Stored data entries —
__________________________________________________
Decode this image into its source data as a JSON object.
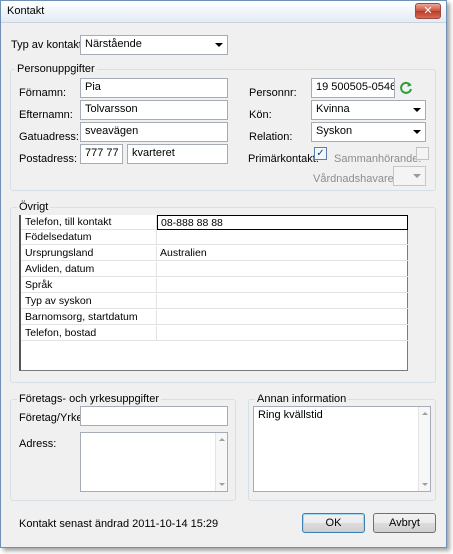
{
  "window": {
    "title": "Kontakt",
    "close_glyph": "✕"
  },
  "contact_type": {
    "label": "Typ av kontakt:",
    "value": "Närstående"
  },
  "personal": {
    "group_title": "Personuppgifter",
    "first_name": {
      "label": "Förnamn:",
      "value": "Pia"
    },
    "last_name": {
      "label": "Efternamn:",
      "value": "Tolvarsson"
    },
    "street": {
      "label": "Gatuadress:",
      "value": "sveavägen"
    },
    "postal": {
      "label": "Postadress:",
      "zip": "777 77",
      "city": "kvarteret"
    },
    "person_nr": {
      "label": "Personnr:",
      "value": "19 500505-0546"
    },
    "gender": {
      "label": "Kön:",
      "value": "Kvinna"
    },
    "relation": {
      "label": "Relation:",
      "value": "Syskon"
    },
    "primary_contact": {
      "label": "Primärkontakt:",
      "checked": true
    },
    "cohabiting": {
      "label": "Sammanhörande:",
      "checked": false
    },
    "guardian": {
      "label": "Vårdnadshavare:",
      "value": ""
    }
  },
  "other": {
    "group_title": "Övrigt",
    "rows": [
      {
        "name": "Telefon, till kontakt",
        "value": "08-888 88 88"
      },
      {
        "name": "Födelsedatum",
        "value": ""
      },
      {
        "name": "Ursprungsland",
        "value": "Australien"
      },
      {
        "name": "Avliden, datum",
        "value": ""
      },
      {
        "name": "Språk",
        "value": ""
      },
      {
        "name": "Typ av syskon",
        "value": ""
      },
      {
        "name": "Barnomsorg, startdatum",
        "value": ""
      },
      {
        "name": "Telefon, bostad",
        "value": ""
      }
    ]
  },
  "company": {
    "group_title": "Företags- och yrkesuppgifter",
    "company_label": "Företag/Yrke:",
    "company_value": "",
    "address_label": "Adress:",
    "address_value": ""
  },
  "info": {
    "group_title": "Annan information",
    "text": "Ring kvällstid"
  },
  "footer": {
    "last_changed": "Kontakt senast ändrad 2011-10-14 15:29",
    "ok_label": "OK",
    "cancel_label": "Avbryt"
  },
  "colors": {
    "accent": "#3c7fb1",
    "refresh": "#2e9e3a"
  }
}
__________________________________________________
SET EXERCISE —
Transcribe the whole listing, character for character, but not its images.

WRITTEN RESPONSE —
Decode this image into its source data as a JSON object.
{
  "window": {
    "title": "Kontakt",
    "close_glyph": "✕"
  },
  "contact_type": {
    "label": "Typ av kontakt:",
    "value": "Närstående"
  },
  "personal": {
    "group_title": "Personuppgifter",
    "first_name": {
      "label": "Förnamn:",
      "value": "Pia"
    },
    "last_name": {
      "label": "Efternamn:",
      "value": "Tolvarsson"
    },
    "street": {
      "label": "Gatuadress:",
      "value": "sveavägen"
    },
    "postal": {
      "label": "Postadress:",
      "zip": "777 77",
      "city": "kvarteret"
    },
    "person_nr": {
      "label": "Personnr:",
      "value": "19 500505-0546"
    },
    "gender": {
      "label": "Kön:",
      "value": "Kvinna"
    },
    "relation": {
      "label": "Relation:",
      "value": "Syskon"
    },
    "primary_contact": {
      "label": "Primärkontakt:",
      "checked": true
    },
    "cohabiting": {
      "label": "Sammanhörande:",
      "checked": false
    },
    "guardian": {
      "label": "Vårdnadshavare:",
      "value": ""
    }
  },
  "other": {
    "group_title": "Övrigt",
    "rows": [
      {
        "name": "Telefon, till kontakt",
        "value": "08-888 88 88"
      },
      {
        "name": "Födelsedatum",
        "value": ""
      },
      {
        "name": "Ursprungsland",
        "value": "Australien"
      },
      {
        "name": "Avliden, datum",
        "value": ""
      },
      {
        "name": "Språk",
        "value": ""
      },
      {
        "name": "Typ av syskon",
        "value": ""
      },
      {
        "name": "Barnomsorg, startdatum",
        "value": ""
      },
      {
        "name": "Telefon, bostad",
        "value": ""
      }
    ]
  },
  "company": {
    "group_title": "Företags- och yrkesuppgifter",
    "company_label": "Företag/Yrke:",
    "company_value": "",
    "address_label": "Adress:",
    "address_value": ""
  },
  "info": {
    "group_title": "Annan information",
    "text": "Ring kvällstid"
  },
  "footer": {
    "last_changed": "Kontakt senast ändrad 2011-10-14 15:29",
    "ok_label": "OK",
    "cancel_label": "Avbryt"
  },
  "colors": {
    "accent": "#3c7fb1",
    "refresh": "#2e9e3a"
  }
}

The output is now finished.